### Written task
Reproduce the data below line for line, without changing anything.
--
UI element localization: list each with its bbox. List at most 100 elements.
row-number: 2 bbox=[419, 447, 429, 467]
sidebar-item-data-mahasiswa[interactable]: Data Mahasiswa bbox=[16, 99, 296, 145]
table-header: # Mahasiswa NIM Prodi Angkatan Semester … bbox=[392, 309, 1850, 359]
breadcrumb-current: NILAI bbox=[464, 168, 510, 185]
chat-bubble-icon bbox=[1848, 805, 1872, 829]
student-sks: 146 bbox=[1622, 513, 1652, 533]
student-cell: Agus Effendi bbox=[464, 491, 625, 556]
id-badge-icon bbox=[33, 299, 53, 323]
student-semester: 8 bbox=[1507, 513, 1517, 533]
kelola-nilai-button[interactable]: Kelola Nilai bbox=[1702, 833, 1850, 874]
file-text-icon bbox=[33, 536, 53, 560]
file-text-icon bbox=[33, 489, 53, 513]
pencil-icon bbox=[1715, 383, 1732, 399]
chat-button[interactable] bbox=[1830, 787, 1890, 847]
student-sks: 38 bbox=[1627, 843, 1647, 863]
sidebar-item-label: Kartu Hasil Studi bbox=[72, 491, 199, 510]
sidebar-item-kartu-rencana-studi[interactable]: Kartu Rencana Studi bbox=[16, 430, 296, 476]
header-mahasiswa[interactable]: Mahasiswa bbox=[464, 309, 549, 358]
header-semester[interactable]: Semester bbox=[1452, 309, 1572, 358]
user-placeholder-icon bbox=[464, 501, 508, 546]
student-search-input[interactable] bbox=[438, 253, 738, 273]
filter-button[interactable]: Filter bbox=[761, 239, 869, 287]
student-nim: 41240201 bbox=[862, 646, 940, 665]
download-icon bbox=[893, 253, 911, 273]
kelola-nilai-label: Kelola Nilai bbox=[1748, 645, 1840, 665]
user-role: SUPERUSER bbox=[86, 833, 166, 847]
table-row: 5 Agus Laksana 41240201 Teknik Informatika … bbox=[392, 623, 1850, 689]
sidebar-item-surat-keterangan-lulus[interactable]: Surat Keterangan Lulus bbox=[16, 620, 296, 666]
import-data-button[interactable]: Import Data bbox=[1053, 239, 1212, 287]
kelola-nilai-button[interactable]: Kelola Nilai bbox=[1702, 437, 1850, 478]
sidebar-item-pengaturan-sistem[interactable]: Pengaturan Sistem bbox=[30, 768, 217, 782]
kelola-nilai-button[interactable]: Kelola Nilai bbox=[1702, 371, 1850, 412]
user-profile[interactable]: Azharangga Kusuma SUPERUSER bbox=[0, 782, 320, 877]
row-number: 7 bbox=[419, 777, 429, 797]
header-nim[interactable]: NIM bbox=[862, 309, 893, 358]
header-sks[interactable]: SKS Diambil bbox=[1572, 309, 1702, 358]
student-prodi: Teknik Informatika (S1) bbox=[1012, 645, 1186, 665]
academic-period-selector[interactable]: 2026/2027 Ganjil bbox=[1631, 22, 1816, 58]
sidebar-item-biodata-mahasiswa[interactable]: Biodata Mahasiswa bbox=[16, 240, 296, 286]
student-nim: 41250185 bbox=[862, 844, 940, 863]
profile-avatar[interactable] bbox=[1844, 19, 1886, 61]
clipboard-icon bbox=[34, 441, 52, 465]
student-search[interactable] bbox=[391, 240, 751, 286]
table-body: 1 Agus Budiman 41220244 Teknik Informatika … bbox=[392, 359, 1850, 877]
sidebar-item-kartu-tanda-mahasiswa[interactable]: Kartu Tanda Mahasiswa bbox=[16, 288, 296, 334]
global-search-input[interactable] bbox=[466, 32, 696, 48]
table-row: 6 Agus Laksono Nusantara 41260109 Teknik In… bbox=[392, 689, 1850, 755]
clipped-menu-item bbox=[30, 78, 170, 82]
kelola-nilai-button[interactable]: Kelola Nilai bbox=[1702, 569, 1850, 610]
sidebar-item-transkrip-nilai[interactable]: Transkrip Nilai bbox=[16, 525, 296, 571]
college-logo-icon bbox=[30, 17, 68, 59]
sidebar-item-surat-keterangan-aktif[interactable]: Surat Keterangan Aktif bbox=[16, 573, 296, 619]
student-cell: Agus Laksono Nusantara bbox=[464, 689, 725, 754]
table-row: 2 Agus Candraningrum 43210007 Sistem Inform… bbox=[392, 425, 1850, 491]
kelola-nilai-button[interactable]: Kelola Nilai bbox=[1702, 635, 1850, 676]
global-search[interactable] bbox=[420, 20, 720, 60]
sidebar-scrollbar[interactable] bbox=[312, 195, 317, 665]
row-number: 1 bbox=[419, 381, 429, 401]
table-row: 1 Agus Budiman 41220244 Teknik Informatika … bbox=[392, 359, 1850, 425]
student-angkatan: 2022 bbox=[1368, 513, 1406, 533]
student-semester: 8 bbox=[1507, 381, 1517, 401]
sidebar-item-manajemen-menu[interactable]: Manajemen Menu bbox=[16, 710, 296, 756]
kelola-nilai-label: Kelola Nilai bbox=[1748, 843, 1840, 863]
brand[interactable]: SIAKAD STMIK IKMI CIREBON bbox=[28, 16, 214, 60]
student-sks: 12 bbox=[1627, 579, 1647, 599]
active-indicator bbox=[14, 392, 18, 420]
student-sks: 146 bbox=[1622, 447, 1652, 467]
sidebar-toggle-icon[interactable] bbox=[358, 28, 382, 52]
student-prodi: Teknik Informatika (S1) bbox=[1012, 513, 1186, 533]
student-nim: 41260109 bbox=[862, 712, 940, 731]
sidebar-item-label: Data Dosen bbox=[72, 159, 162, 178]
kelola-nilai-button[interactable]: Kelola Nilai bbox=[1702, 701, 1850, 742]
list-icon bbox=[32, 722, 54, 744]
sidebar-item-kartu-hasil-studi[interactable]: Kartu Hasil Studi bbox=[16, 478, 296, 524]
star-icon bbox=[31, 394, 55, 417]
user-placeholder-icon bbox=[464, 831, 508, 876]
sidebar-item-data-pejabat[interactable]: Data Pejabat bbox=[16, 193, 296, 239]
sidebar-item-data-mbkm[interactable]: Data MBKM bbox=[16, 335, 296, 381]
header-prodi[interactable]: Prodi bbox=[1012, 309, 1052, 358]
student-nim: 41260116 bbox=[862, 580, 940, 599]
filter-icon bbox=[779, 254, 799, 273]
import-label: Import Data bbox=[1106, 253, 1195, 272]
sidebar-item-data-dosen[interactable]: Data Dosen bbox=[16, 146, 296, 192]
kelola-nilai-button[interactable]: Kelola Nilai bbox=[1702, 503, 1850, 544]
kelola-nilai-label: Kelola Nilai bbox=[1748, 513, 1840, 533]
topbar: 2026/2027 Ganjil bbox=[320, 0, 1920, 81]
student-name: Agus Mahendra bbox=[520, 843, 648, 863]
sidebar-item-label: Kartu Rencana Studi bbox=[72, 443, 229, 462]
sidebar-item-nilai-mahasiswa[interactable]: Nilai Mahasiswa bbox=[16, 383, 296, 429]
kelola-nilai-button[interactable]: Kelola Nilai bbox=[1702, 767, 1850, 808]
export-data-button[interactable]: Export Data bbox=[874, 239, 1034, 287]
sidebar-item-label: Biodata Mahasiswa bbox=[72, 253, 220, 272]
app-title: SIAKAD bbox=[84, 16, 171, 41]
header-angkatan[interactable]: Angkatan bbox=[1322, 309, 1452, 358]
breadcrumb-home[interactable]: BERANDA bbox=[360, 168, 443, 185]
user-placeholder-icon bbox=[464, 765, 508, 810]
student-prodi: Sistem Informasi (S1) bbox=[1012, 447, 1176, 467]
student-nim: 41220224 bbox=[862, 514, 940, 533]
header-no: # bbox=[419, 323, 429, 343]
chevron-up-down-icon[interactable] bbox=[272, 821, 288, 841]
--
### Response to the exercise
UI element localization: list each with its bbox. List at most 100 elements.
row-number: 2 bbox=[419, 447, 429, 467]
sidebar-item-data-mahasiswa[interactable]: Data Mahasiswa bbox=[16, 99, 296, 145]
table-header: # Mahasiswa NIM Prodi Angkatan Semester … bbox=[392, 309, 1850, 359]
breadcrumb-current: NILAI bbox=[464, 168, 510, 185]
chat-bubble-icon bbox=[1848, 805, 1872, 829]
student-sks: 146 bbox=[1622, 513, 1652, 533]
student-cell: Agus Effendi bbox=[464, 491, 625, 556]
id-badge-icon bbox=[33, 299, 53, 323]
student-semester: 8 bbox=[1507, 513, 1517, 533]
kelola-nilai-button[interactable]: Kelola Nilai bbox=[1702, 833, 1850, 874]
file-text-icon bbox=[33, 536, 53, 560]
file-text-icon bbox=[33, 489, 53, 513]
pencil-icon bbox=[1715, 383, 1732, 399]
chat-button[interactable] bbox=[1830, 787, 1890, 847]
student-sks: 38 bbox=[1627, 843, 1647, 863]
sidebar-item-label: Kartu Hasil Studi bbox=[72, 491, 199, 510]
sidebar-item-kartu-rencana-studi[interactable]: Kartu Rencana Studi bbox=[16, 430, 296, 476]
header-mahasiswa[interactable]: Mahasiswa bbox=[464, 309, 549, 358]
header-semester[interactable]: Semester bbox=[1452, 309, 1572, 358]
user-placeholder-icon bbox=[464, 501, 508, 546]
student-search-input[interactable] bbox=[438, 253, 738, 273]
filter-button[interactable]: Filter bbox=[761, 239, 869, 287]
student-nim: 41240201 bbox=[862, 646, 940, 665]
download-icon bbox=[893, 253, 911, 273]
kelola-nilai-label: Kelola Nilai bbox=[1748, 645, 1840, 665]
user-role: SUPERUSER bbox=[86, 833, 166, 847]
table-row: 5 Agus Laksana 41240201 Teknik Informatika … bbox=[392, 623, 1850, 689]
sidebar-item-surat-keterangan-lulus[interactable]: Surat Keterangan Lulus bbox=[16, 620, 296, 666]
import-data-button[interactable]: Import Data bbox=[1053, 239, 1212, 287]
kelola-nilai-button[interactable]: Kelola Nilai bbox=[1702, 437, 1850, 478]
sidebar-item-pengaturan-sistem[interactable]: Pengaturan Sistem bbox=[30, 768, 217, 782]
kelola-nilai-button[interactable]: Kelola Nilai bbox=[1702, 371, 1850, 412]
user-profile[interactable]: Azharangga Kusuma SUPERUSER bbox=[0, 782, 320, 877]
row-number: 7 bbox=[419, 777, 429, 797]
header-nim[interactable]: NIM bbox=[862, 309, 893, 358]
header-sks[interactable]: SKS Diambil bbox=[1572, 309, 1702, 358]
student-prodi: Teknik Informatika (S1) bbox=[1012, 645, 1186, 665]
academic-period-selector[interactable]: 2026/2027 Ganjil bbox=[1631, 22, 1816, 58]
sidebar-item-biodata-mahasiswa[interactable]: Biodata Mahasiswa bbox=[16, 240, 296, 286]
student-nim: 41250185 bbox=[862, 844, 940, 863]
profile-avatar[interactable] bbox=[1844, 19, 1886, 61]
clipboard-icon bbox=[34, 441, 52, 465]
student-search[interactable] bbox=[391, 240, 751, 286]
table-body: 1 Agus Budiman 41220244 Teknik Informatika … bbox=[392, 359, 1850, 877]
sidebar-item-kartu-tanda-mahasiswa[interactable]: Kartu Tanda Mahasiswa bbox=[16, 288, 296, 334]
global-search-input[interactable] bbox=[466, 32, 696, 48]
table-row: 6 Agus Laksono Nusantara 41260109 Teknik In… bbox=[392, 689, 1850, 755]
clipped-menu-item bbox=[30, 78, 170, 82]
kelola-nilai-button[interactable]: Kelola Nilai bbox=[1702, 569, 1850, 610]
sidebar-item-transkrip-nilai[interactable]: Transkrip Nilai bbox=[16, 525, 296, 571]
college-logo-icon bbox=[30, 17, 68, 59]
sidebar-item-surat-keterangan-aktif[interactable]: Surat Keterangan Aktif bbox=[16, 573, 296, 619]
student-cell: Agus Laksono Nusantara bbox=[464, 689, 725, 754]
table-row: 2 Agus Candraningrum 43210007 Sistem Inform… bbox=[392, 425, 1850, 491]
kelola-nilai-button[interactable]: Kelola Nilai bbox=[1702, 635, 1850, 676]
global-search[interactable] bbox=[420, 20, 720, 60]
sidebar-scrollbar[interactable] bbox=[312, 195, 317, 665]
row-number: 1 bbox=[419, 381, 429, 401]
table-row: 1 Agus Budiman 41220244 Teknik Informatika … bbox=[392, 359, 1850, 425]
student-angkatan: 2022 bbox=[1368, 513, 1406, 533]
student-semester: 8 bbox=[1507, 381, 1517, 401]
sidebar-item-manajemen-menu[interactable]: Manajemen Menu bbox=[16, 710, 296, 756]
kelola-nilai-label: Kelola Nilai bbox=[1748, 843, 1840, 863]
brand[interactable]: SIAKAD STMIK IKMI CIREBON bbox=[28, 16, 214, 60]
student-sks: 12 bbox=[1627, 579, 1647, 599]
active-indicator bbox=[14, 392, 18, 420]
student-sks: 146 bbox=[1622, 447, 1652, 467]
sidebar-toggle-icon[interactable] bbox=[358, 28, 382, 52]
student-prodi: Teknik Informatika (S1) bbox=[1012, 513, 1186, 533]
student-nim: 41260109 bbox=[862, 712, 940, 731]
sidebar-item-label: Data Dosen bbox=[72, 159, 162, 178]
kelola-nilai-button[interactable]: Kelola Nilai bbox=[1702, 701, 1850, 742]
list-icon bbox=[32, 722, 54, 744]
sidebar-item-kartu-hasil-studi[interactable]: Kartu Hasil Studi bbox=[16, 478, 296, 524]
star-icon bbox=[31, 394, 55, 417]
user-placeholder-icon bbox=[464, 831, 508, 876]
sidebar-item-data-pejabat[interactable]: Data Pejabat bbox=[16, 193, 296, 239]
sidebar-item-data-mbkm[interactable]: Data MBKM bbox=[16, 335, 296, 381]
header-prodi[interactable]: Prodi bbox=[1012, 309, 1052, 358]
student-nim: 41260116 bbox=[862, 580, 940, 599]
filter-icon bbox=[779, 254, 799, 273]
import-label: Import Data bbox=[1106, 253, 1195, 272]
sidebar-item-data-dosen[interactable]: Data Dosen bbox=[16, 146, 296, 192]
kelola-nilai-button[interactable]: Kelola Nilai bbox=[1702, 503, 1850, 544]
kelola-nilai-label: Kelola Nilai bbox=[1748, 513, 1840, 533]
topbar: 2026/2027 Ganjil bbox=[320, 0, 1920, 81]
student-name: Agus Mahendra bbox=[520, 843, 648, 863]
sidebar-item-label: Kartu Rencana Studi bbox=[72, 443, 229, 462]
sidebar-item-nilai-mahasiswa[interactable]: Nilai Mahasiswa bbox=[16, 383, 296, 429]
kelola-nilai-button[interactable]: Kelola Nilai bbox=[1702, 767, 1850, 808]
export-data-button[interactable]: Export Data bbox=[874, 239, 1034, 287]
sidebar-item-label: Biodata Mahasiswa bbox=[72, 253, 220, 272]
app-title: SIAKAD bbox=[84, 16, 171, 41]
header-angkatan[interactable]: Angkatan bbox=[1322, 309, 1452, 358]
breadcrumb-home[interactable]: BERANDA bbox=[360, 168, 443, 185]
user-placeholder-icon bbox=[464, 765, 508, 810]
student-prodi: Sistem Informasi (S1) bbox=[1012, 447, 1176, 467]
student-nim: 41220224 bbox=[862, 514, 940, 533]
header-no: # bbox=[419, 323, 429, 343]
chevron-up-down-icon[interactable] bbox=[272, 821, 288, 841]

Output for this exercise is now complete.